_EXERCISE PROMPT_
Search the data below for "Edilen"; list each line that holds it.

_INPUT DATA_
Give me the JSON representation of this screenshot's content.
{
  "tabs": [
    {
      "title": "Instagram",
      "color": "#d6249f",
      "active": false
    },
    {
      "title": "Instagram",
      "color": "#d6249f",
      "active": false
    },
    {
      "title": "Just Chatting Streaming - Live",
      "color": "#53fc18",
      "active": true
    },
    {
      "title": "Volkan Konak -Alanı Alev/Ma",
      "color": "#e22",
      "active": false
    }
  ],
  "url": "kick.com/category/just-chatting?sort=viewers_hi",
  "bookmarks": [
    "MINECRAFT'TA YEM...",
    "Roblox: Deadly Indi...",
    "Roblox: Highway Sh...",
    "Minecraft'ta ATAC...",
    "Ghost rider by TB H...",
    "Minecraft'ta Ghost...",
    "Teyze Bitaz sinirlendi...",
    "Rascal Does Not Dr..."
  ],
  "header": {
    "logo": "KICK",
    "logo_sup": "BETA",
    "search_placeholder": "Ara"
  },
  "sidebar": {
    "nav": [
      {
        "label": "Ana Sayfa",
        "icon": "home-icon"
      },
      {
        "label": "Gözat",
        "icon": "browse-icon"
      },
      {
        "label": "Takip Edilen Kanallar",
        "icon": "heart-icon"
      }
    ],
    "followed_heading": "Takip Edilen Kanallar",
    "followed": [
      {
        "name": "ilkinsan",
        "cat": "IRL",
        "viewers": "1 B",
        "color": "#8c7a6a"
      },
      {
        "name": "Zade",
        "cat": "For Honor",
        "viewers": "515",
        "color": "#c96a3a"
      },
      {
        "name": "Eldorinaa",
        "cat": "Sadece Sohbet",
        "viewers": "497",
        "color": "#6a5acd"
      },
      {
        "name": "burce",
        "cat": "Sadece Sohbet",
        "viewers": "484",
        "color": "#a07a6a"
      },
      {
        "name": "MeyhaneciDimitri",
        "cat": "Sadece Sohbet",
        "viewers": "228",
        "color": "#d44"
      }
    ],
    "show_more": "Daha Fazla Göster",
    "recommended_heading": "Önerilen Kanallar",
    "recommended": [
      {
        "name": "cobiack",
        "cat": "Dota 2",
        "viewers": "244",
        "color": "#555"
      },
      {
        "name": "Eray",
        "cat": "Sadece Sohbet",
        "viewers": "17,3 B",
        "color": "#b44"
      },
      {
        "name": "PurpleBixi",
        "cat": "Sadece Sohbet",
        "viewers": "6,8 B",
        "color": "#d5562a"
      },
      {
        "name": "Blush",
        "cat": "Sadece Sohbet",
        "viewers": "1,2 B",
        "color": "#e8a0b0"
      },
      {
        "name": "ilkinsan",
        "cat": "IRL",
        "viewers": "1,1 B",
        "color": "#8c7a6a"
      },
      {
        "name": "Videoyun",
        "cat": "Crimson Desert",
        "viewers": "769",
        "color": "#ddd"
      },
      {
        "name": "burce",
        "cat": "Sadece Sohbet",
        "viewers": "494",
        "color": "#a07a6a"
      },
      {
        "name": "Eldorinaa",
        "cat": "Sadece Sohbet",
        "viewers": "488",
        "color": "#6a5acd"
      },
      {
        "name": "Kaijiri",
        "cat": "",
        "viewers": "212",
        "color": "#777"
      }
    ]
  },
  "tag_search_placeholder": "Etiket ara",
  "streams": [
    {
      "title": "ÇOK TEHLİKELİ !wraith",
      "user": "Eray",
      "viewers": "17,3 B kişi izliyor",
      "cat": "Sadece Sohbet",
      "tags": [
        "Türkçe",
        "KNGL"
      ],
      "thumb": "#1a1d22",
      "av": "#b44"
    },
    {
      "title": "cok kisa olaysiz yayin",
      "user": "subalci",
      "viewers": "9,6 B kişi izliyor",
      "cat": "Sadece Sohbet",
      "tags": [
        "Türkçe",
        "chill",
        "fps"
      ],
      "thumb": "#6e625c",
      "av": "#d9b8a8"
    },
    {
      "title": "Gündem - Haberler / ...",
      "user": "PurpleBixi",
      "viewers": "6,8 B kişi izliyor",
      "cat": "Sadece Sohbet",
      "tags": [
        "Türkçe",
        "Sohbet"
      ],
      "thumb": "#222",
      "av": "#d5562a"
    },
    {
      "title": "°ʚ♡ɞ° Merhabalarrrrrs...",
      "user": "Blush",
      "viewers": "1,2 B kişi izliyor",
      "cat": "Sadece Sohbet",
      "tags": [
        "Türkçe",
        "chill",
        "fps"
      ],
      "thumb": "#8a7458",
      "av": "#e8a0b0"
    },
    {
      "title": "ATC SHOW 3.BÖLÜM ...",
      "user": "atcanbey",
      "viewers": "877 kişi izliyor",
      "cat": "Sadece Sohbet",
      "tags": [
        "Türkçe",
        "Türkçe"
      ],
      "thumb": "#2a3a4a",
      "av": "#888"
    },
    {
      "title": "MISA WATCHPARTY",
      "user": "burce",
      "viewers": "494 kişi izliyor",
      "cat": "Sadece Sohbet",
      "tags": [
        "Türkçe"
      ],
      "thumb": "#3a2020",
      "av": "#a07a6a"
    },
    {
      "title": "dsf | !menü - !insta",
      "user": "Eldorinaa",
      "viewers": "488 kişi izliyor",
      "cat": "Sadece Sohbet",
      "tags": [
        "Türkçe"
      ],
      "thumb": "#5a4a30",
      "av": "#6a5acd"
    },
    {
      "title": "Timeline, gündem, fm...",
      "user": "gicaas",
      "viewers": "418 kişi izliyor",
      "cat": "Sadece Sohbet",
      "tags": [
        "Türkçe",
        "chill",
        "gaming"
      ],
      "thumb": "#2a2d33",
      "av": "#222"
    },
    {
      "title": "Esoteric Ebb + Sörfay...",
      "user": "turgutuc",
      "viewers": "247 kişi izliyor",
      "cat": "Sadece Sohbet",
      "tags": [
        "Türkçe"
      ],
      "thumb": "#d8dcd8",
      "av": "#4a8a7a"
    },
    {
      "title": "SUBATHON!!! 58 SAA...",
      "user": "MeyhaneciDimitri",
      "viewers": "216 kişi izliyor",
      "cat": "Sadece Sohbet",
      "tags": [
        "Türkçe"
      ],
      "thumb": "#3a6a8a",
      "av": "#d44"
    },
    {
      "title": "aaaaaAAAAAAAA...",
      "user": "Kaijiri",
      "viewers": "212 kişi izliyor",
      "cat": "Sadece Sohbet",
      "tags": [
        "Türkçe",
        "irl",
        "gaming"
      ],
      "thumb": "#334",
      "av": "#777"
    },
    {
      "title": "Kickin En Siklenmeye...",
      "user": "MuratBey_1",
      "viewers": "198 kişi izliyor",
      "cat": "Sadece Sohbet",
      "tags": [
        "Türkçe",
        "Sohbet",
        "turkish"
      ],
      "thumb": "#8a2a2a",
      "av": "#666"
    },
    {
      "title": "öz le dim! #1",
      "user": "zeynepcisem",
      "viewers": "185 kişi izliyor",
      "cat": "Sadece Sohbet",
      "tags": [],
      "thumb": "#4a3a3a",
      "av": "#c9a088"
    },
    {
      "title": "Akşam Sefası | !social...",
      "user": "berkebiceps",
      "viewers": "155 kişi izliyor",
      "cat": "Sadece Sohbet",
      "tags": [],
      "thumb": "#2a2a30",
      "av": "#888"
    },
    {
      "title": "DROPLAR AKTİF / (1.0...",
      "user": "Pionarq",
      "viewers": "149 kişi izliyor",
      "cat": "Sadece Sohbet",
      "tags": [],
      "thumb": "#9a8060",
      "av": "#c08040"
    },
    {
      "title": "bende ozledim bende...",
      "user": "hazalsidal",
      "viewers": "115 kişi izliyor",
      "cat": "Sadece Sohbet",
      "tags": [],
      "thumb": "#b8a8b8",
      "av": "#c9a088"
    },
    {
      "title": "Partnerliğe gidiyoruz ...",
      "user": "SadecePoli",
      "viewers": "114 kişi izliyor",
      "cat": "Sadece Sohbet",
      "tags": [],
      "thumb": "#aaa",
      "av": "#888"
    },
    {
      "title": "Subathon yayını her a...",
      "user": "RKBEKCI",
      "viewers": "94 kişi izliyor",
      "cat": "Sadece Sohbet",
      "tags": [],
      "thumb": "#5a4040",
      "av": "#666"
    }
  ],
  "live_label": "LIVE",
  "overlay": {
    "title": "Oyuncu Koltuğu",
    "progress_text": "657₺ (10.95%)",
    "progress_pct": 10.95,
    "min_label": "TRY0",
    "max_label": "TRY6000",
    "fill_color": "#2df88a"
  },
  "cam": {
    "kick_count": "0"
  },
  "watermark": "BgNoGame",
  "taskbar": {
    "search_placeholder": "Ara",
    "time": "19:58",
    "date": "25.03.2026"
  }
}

_CORRECT OUTPUT_
        "label": "Takip Edilen Kanallar",
    "followed_heading": "Takip Edilen Kanallar",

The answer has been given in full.